### Brief:
Keep every line where the word "Monte" appears; drop the rest.
---------- Records provided ----------
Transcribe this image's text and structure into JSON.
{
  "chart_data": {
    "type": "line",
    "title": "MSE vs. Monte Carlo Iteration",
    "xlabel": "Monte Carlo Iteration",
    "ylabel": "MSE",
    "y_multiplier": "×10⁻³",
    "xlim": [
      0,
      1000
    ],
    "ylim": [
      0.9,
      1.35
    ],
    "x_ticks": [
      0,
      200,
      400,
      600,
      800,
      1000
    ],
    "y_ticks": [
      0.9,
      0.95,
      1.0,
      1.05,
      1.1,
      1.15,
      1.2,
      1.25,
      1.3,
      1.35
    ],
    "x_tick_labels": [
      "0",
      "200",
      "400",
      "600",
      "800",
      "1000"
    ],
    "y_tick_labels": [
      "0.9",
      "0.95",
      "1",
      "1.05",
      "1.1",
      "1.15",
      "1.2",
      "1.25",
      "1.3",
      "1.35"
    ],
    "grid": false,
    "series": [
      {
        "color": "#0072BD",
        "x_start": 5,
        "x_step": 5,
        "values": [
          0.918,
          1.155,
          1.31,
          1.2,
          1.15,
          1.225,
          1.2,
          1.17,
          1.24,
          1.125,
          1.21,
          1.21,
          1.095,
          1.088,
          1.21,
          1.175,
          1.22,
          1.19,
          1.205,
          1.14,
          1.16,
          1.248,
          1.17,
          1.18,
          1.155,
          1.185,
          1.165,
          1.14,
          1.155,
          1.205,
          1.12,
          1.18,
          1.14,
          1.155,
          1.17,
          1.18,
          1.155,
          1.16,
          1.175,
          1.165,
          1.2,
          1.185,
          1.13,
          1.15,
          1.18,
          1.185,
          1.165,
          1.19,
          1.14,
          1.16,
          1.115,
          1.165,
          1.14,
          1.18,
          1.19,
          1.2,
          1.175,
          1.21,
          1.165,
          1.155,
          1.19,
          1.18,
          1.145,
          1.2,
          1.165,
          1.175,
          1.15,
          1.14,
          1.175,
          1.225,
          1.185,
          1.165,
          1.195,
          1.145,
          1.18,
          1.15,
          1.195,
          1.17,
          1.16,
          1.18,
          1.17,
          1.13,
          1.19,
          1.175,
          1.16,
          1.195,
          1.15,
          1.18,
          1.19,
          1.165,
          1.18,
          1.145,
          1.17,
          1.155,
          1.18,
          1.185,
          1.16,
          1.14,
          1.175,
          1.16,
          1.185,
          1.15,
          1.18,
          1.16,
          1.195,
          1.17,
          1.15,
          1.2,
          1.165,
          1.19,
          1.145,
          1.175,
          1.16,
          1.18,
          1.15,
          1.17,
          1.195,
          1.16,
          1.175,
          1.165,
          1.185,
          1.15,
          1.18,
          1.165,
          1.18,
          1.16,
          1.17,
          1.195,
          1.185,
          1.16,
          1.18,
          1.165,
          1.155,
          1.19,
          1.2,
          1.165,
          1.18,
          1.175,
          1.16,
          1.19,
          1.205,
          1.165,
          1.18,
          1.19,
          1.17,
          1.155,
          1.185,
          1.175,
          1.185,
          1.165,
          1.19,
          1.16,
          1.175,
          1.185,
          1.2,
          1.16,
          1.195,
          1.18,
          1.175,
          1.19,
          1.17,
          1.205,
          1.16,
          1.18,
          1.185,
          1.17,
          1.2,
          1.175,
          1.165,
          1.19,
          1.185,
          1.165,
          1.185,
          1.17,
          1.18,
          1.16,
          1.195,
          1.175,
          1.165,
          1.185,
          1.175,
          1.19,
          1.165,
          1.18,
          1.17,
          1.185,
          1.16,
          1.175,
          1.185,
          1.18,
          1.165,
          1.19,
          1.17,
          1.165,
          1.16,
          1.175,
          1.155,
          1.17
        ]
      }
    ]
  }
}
----------
---------- Records provided ----------
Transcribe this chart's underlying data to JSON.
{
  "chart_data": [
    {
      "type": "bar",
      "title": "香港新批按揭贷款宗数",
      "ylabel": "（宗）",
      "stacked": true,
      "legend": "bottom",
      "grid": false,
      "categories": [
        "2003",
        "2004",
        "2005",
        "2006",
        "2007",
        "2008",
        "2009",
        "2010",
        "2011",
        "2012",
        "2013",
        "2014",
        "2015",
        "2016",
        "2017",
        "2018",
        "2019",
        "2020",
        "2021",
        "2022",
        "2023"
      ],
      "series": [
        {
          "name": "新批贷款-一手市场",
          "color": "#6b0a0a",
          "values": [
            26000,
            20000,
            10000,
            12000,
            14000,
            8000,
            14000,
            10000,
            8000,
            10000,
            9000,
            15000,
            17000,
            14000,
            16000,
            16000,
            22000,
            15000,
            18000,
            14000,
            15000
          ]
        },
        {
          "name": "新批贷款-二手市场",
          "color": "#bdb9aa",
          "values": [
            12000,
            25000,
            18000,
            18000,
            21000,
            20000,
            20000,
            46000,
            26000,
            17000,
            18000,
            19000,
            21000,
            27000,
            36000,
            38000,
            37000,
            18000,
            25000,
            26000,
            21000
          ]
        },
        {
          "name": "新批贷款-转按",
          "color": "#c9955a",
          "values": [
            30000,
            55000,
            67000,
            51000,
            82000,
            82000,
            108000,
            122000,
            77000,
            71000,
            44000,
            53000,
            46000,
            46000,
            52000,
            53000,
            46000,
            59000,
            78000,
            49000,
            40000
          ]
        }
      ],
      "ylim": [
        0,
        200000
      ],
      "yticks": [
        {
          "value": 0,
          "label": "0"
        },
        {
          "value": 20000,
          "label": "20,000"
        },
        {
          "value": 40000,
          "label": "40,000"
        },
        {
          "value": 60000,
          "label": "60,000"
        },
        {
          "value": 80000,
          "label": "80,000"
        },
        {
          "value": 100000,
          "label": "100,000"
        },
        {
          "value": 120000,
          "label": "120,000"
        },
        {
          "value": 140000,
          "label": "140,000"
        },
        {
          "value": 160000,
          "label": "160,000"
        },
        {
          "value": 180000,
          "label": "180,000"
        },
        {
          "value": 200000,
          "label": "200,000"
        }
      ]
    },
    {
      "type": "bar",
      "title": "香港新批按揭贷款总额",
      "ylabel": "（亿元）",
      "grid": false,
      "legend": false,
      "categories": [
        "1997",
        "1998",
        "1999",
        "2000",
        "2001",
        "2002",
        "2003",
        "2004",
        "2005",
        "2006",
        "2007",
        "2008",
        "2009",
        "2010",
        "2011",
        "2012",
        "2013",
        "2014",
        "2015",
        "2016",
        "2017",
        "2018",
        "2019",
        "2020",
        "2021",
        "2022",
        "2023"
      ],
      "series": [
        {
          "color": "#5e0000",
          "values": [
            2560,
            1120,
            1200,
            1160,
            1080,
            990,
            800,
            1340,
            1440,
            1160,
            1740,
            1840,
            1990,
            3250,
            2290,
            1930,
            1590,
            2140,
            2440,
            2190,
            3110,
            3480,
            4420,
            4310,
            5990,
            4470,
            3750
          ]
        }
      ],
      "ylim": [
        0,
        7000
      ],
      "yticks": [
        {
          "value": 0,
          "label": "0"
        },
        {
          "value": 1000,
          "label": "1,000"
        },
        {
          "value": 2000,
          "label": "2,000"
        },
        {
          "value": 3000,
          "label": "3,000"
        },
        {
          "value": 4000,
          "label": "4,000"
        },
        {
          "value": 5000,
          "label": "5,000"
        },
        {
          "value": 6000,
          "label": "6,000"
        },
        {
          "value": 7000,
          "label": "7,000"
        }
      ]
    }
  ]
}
----------
### Task response:
    "title": "MSE vs. Monte Carlo Iteration",
    "xlabel": "Monte Carlo Iteration",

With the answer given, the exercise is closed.